Look through the entries below and count the lines with the word "title" in them; give only the number.

— START OF Entries —

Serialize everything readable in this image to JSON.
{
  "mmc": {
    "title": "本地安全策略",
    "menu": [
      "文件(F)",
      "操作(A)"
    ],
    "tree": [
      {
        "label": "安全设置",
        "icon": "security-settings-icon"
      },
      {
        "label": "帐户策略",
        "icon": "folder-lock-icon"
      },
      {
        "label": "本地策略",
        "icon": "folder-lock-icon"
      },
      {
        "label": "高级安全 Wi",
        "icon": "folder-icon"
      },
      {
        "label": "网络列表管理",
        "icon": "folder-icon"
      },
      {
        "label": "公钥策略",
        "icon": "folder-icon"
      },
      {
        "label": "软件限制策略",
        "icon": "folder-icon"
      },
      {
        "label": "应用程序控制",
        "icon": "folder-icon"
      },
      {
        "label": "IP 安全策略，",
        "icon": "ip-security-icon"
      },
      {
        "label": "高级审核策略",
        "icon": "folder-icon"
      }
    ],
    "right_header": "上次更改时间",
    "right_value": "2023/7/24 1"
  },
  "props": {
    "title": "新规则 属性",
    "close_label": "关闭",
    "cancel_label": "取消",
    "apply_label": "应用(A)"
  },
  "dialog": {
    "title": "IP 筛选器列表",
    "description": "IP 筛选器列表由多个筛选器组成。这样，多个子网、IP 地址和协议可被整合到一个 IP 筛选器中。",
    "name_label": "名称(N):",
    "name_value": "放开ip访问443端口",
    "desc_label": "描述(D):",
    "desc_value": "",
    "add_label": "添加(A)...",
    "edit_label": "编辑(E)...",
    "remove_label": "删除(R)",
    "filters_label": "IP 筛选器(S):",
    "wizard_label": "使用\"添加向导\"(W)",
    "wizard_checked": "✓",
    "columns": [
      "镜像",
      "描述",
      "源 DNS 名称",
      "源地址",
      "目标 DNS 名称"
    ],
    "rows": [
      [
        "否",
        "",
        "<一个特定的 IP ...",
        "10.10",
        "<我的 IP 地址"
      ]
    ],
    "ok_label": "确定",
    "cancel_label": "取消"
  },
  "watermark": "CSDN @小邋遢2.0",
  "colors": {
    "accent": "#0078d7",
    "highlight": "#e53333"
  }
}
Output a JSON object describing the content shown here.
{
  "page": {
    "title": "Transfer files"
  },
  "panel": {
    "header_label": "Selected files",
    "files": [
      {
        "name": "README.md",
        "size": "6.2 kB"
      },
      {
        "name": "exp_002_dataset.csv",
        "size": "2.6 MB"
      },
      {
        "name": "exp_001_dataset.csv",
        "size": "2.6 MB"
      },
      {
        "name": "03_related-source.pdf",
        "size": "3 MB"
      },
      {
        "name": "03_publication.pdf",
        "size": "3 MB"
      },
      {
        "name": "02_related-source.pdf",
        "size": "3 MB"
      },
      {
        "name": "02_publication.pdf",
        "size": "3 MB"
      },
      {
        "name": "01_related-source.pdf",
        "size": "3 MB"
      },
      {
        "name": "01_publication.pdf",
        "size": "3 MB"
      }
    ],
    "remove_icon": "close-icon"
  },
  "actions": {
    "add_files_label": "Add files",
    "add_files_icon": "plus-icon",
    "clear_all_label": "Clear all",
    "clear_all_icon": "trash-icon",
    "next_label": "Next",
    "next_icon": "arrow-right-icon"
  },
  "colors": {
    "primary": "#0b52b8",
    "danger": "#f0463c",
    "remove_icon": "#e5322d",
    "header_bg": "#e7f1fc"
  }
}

— END OF Entries —

→ **Answer to this problem**
4